> _Given instruction_:
Search the data below for the word "this" and copy each line that holds it.
+---+
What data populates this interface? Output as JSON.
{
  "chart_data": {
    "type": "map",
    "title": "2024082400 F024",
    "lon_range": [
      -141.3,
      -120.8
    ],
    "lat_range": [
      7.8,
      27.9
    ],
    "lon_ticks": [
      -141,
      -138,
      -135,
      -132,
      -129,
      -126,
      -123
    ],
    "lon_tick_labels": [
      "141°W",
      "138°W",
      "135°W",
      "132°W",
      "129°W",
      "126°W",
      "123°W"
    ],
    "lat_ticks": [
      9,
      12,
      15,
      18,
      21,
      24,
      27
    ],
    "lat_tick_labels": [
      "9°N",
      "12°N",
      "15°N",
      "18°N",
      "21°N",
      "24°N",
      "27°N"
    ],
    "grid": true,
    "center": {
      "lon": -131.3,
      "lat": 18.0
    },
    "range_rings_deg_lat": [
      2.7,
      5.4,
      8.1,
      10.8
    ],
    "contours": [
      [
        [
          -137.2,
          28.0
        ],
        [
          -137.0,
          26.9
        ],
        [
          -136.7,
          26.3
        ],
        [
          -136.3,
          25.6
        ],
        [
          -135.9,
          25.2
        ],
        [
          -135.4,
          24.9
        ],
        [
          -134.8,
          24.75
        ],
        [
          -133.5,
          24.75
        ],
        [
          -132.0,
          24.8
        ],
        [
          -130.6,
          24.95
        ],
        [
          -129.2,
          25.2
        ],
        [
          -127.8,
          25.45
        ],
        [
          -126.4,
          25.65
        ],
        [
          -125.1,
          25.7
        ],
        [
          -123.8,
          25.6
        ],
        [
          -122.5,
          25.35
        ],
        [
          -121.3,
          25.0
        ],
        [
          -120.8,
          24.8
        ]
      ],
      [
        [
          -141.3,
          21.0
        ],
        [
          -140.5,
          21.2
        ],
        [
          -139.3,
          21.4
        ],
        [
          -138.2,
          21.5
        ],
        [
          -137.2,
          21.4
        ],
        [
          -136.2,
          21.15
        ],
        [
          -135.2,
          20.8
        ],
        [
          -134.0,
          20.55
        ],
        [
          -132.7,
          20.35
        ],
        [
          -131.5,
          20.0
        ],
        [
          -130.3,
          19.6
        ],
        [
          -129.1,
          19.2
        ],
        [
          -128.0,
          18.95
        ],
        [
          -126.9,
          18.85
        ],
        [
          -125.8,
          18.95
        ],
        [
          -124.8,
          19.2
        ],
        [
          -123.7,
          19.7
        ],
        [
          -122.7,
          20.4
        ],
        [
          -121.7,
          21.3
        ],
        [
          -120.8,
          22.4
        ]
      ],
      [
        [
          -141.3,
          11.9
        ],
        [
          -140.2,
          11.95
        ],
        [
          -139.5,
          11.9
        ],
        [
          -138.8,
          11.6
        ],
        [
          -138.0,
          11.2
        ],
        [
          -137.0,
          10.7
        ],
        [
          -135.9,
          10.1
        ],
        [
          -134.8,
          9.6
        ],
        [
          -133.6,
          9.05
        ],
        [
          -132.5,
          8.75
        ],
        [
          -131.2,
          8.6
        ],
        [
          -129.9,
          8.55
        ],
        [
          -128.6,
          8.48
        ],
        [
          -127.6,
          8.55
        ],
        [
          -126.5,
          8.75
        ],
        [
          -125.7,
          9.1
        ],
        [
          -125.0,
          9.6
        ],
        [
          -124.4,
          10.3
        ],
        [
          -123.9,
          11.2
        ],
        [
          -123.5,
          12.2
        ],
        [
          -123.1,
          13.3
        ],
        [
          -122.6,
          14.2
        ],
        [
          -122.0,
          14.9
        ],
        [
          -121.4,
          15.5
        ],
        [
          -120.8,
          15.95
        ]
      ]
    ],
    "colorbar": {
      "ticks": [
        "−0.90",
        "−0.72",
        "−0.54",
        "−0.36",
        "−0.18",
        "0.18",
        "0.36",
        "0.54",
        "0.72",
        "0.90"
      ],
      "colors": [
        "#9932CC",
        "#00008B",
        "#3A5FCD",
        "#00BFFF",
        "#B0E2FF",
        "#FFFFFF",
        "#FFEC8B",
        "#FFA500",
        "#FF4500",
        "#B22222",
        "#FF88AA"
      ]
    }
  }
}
+---+
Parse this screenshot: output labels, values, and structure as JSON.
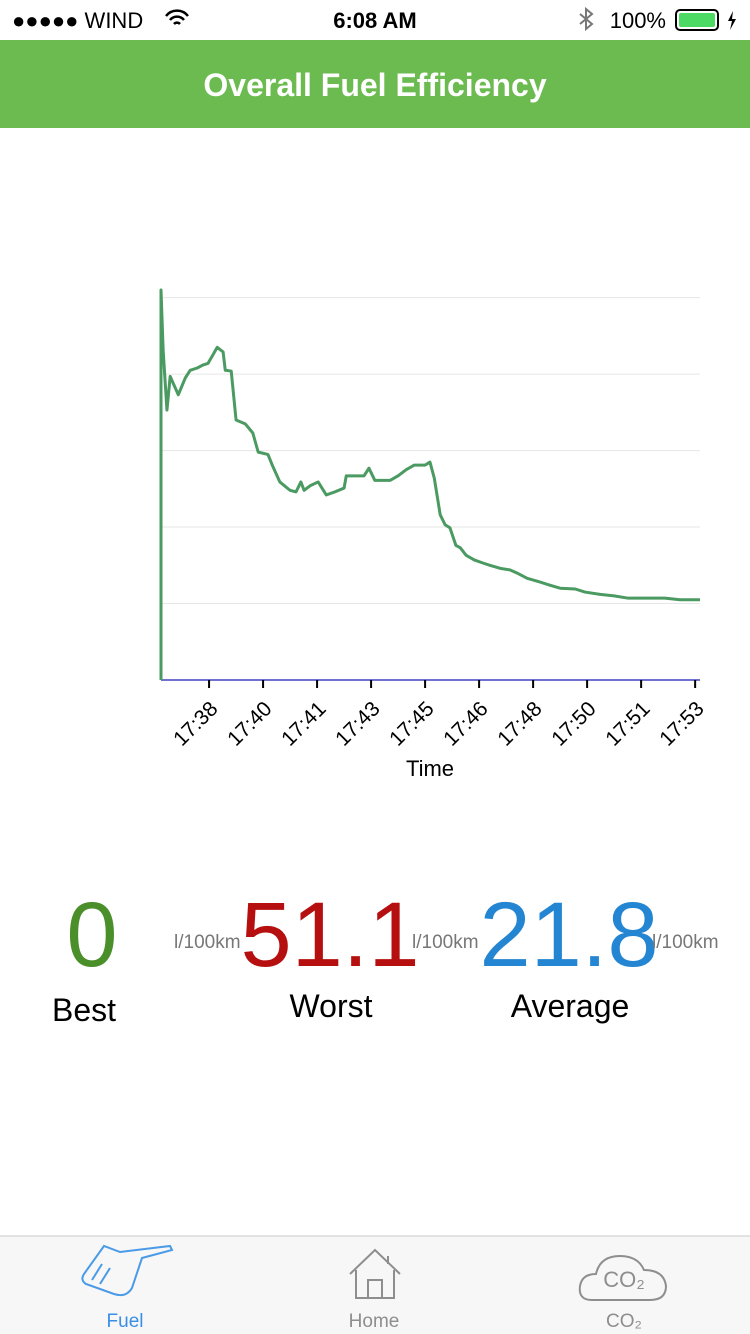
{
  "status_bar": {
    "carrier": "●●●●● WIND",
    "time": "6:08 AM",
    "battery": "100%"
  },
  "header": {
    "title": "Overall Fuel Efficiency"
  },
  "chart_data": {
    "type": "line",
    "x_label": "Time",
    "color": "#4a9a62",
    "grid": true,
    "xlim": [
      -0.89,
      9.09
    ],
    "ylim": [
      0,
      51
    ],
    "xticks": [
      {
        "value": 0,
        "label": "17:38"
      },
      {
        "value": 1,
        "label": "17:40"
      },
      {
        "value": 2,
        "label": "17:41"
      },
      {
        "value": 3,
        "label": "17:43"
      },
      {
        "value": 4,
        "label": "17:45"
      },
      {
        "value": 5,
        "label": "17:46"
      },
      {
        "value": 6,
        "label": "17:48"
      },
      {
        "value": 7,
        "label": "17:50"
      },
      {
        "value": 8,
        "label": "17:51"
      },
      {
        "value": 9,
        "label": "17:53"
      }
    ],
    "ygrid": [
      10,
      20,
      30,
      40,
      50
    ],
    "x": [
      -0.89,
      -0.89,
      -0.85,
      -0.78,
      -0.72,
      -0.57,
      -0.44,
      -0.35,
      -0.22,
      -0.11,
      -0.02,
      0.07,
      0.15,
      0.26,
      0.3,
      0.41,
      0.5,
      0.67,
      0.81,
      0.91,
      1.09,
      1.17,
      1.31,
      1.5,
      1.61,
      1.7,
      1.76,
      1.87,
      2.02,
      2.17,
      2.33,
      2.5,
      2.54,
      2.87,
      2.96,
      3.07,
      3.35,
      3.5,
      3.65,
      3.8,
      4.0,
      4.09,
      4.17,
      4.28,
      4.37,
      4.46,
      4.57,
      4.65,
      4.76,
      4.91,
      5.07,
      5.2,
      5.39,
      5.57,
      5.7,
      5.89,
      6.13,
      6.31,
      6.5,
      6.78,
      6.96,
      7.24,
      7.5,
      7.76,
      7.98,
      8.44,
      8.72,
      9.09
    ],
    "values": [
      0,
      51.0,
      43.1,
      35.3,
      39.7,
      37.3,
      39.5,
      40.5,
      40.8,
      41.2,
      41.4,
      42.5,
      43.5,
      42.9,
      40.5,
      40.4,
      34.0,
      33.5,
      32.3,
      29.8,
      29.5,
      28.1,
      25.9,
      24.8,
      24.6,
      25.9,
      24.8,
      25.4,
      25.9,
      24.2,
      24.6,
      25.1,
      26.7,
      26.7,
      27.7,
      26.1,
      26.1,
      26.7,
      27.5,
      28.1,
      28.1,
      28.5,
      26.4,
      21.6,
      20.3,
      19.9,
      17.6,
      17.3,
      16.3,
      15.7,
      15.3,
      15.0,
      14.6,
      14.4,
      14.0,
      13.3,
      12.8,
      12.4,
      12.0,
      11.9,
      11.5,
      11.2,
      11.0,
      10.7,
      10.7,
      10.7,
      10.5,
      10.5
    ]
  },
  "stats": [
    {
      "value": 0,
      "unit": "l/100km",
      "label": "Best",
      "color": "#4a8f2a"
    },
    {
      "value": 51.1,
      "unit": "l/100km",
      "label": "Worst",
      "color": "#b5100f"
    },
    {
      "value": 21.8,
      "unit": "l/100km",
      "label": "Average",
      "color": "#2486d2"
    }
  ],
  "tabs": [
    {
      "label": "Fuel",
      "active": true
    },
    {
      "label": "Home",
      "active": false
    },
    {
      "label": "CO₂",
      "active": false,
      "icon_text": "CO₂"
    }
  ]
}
+---+
> _In response_:
What data populates this interface? Output as JSON.
Parse this screenshot: output labels, values, and structure as JSON.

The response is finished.